Monday, June 20, 2016
Slowing the Summer Slide
The loss of learning that students experience over summer vacation is a well established phenomenon in education. So let’s take a look at some ways beyond traditional summer programs, summer learning packets, and welcome letters to slow the Summer Slide and gain valuable teaching time in the fall.
Walk it, and Talk It-First, model ways that you continue to learn during the school year and the summer if possible. Share a picture of your group in professional development. Post a video of you watching a YouTube video about “How to Build a Fence” or a fire pit. Just let them know that you are a learner, and learning does not have to be silent reading or math drills.
Don’t Forget Tech- Make sure your students, and their parents, know about your online learning tools that are available for use through the summer.
Think Social-Use established social media connections to send learning resources or problem based learning projects to families. Just be sure the delivery system you choose is approved by your building administrator and never communicate privately online with a student.
Appeal to the Students Interests-Some of the biggest Summer Slides come from students that are not interested in traditional subjects. Use what you know to get them hooked into doing, creating, and thus learning. Whether you send snail mail or electronic communication, personalize the two or three you need to in order to get those students thinking about their unique interest and wanting to know more.
Create a Summer Challenge-Challenge your students to learn to do something new over the summer and report it with photographs or video when they return in the fall. Students may learn to play an instrument, build a fort, make a movie, or write a story, the ideas are endless.
Become a Summer Learning Coordinator-School districts are getting innovative and creating positions to reduce summer learning loss. These coordinators share information about summer learning programs and stay in touch with the most vulnerable families to encourage learning projects.
Hopefully, by slowing the Summer Slide, we can regain the weeks of teaching time spent remediating each fall. As I tell my sixth grade students every fall, “I know you learned these things last year. We just have to dig deep down where they are buried under countless episodes of Spongebob Squarepants, endless hours of video games, and pounds of s'mores, and drag the math, language, and collaboration skills back to the surface. You know this!”
6th Grade Teacher
Centennial Elementary School
Lewiston Independent School District
This post was featured in the IEA Reporter (see the link below)
Yes, I Remind
I didn’t choose to teach. Teaching chose me. And with that, I have always known that my most important partners are my students’ families. Somehow, in a need to become “Professionals,” we teachers had created a chasm between us and them. I longed for the connection between home and school that took place during Little House on the Prairie time and I found myself teaching in a Fast Times at Ridgemont High system.

■ Tasks
- a) In the Summer Slide post, what do Summer Learning Coordinators share information about?
- b) Write out the passage of the Summer Slide post from "Monday, June 20, 2016" up to and including "or math drills.", with every word unchanged.

■ Given data
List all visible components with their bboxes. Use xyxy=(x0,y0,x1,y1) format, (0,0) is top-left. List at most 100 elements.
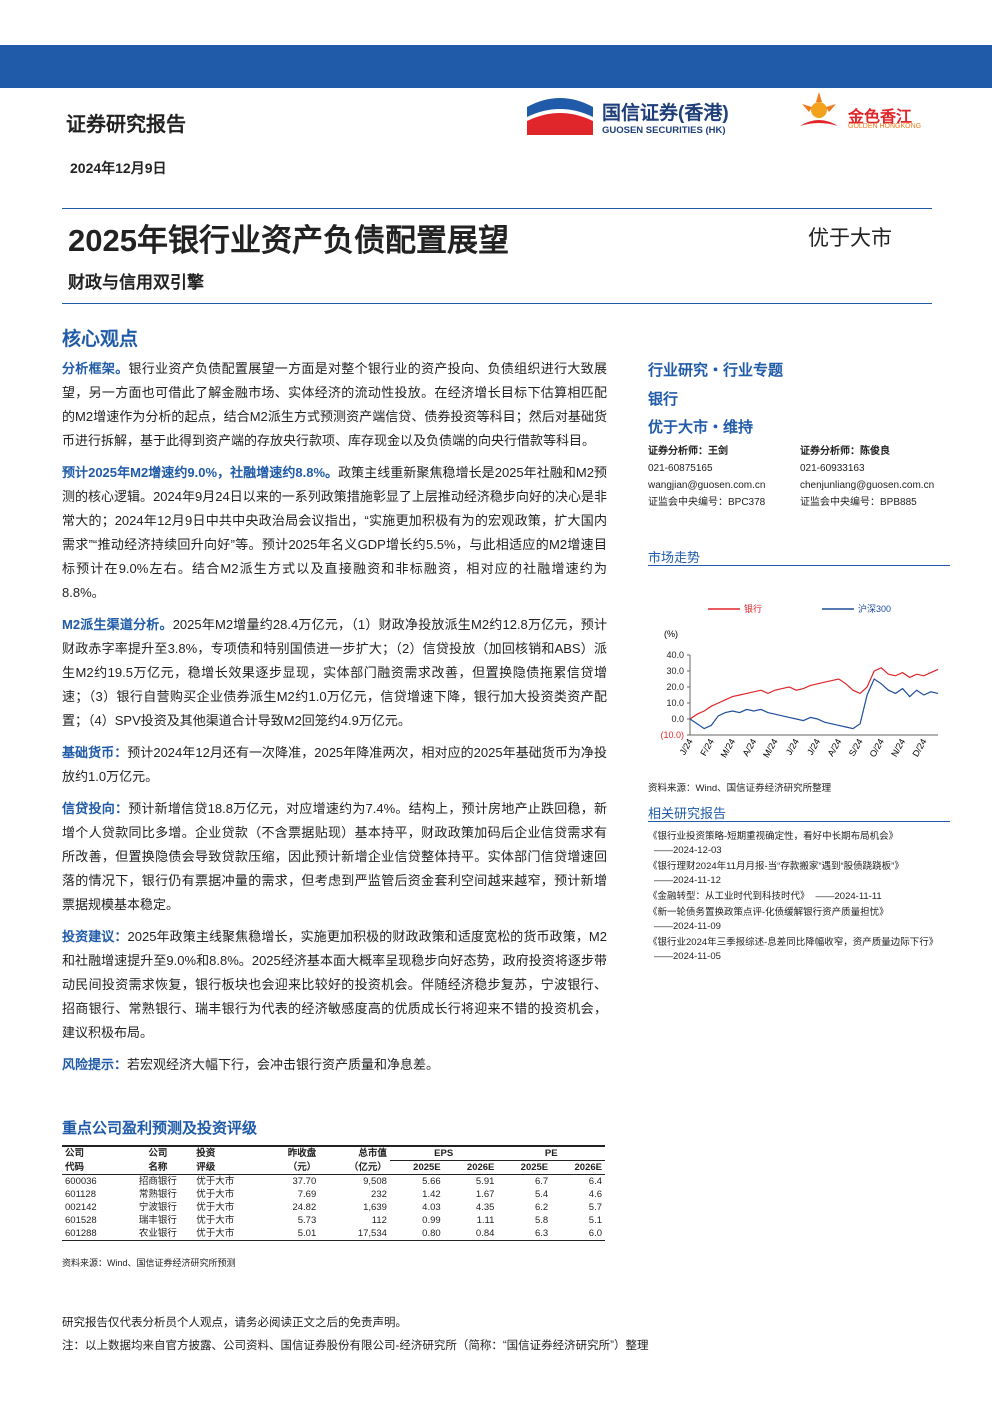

■ Results in order
- a) Summer learning programs.

- b)
Monday, June 20, 2016
Slowing the Summer Slide
The loss of learning that students experience over summer vacation is a well established phenomenon in education. So let’s take a look at some ways beyond traditional summer programs, summer learning packets, and welcome letters to slow the Summer Slide and gain valuable teaching time in the fall.
Walk it, and Talk It-First, model ways that you continue to learn during the school year and the summer if possible. Share a picture of your group in professional development. Post a video of you watching a YouTube video about “How to Build a Fence” or a fire pit. Just let them know that you are a learner, and learning does not have to be silent reading or math drills.